» What needs to be done: Copy the data precisely, character for character, and leave out every picture.
※ ※ ※
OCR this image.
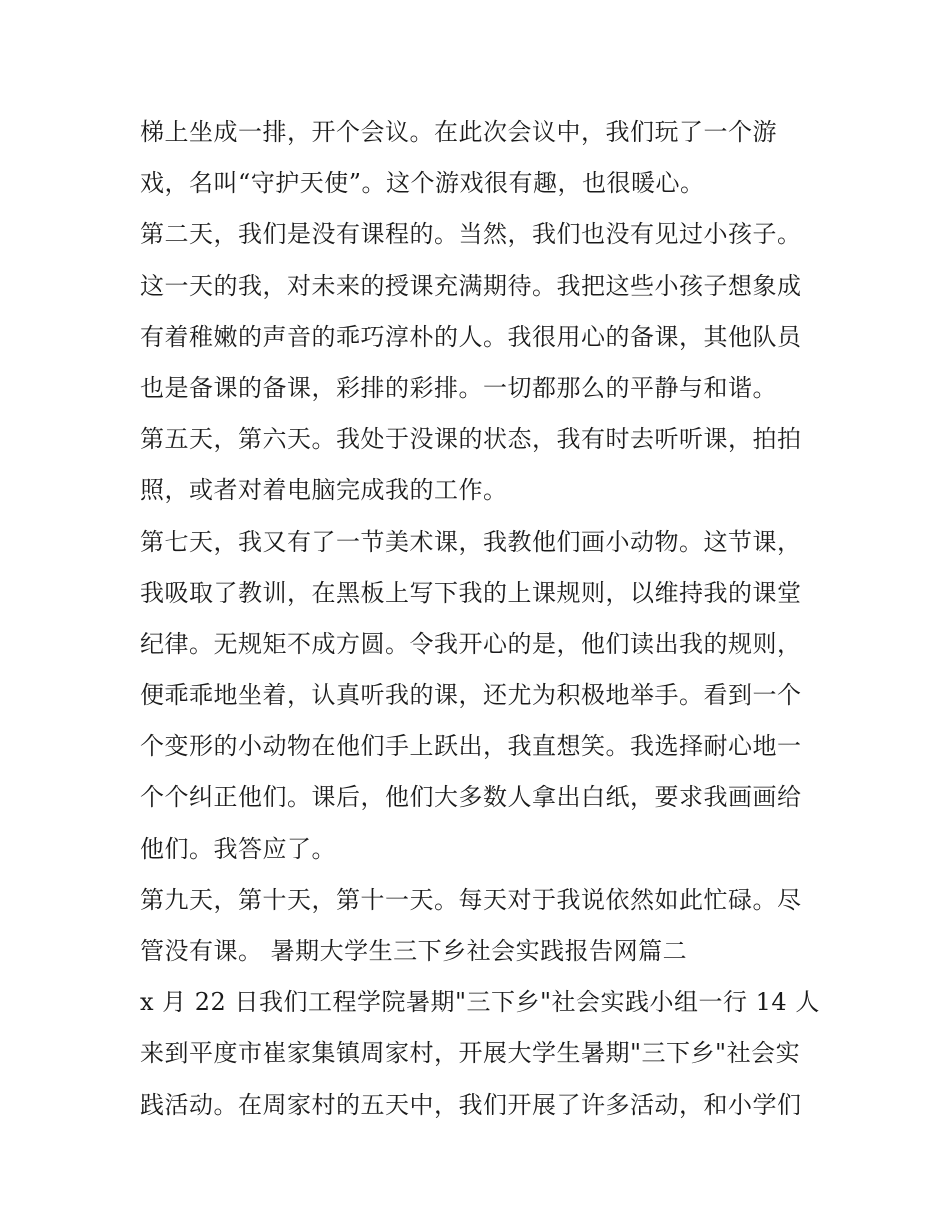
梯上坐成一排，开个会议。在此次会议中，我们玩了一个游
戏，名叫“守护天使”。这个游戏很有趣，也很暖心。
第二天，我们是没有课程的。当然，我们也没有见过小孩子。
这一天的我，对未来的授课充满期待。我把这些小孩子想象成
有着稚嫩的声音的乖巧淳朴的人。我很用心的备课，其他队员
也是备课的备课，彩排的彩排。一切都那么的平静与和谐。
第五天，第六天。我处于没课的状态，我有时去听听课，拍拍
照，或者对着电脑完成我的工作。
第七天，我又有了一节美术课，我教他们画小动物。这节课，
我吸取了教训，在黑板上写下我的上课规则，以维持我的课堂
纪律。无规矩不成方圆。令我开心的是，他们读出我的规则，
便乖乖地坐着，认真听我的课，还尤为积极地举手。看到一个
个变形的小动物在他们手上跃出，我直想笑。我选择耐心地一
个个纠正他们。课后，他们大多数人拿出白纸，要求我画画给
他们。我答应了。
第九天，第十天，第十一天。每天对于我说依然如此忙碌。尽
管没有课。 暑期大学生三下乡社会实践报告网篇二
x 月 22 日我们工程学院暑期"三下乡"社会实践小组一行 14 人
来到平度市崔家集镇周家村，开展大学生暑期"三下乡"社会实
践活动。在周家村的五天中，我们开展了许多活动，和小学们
※ ※ ※
» Result:
OCR this image.
梯上坐成一排，开个会议。在此次会议中，我们玩了一个游
戏，名叫“守护天使”。这个游戏很有趣，也很暖心。
第二天，我们是没有课程的。当然，我们也没有见过小孩子。
这一天的我，对未来的授课充满期待。我把这些小孩子想象成
有着稚嫩的声音的乖巧淳朴的人。我很用心的备课，其他队员
也是备课的备课，彩排的彩排。一切都那么的平静与和谐。
第五天，第六天。我处于没课的状态，我有时去听听课，拍拍
照，或者对着电脑完成我的工作。
第七天，我又有了一节美术课，我教他们画小动物。这节课，
我吸取了教训，在黑板上写下我的上课规则，以维持我的课堂
纪律。无规矩不成方圆。令我开心的是，他们读出我的规则，
便乖乖地坐着，认真听我的课，还尤为积极地举手。看到一个
个变形的小动物在他们手上跃出，我直想笑。我选择耐心地一
个个纠正他们。课后，他们大多数人拿出白纸，要求我画画给
他们。我答应了。
第九天，第十天，第十一天。每天对于我说依然如此忙碌。尽
管没有课。 暑期大学生三下乡社会实践报告网篇二
x 月 22 日我们工程学院暑期"三下乡"社会实践小组一行 14 人
来到平度市崔家集镇周家村，开展大学生暑期"三下乡"社会实
践活动。在周家村的五天中，我们开展了许多活动，和小学们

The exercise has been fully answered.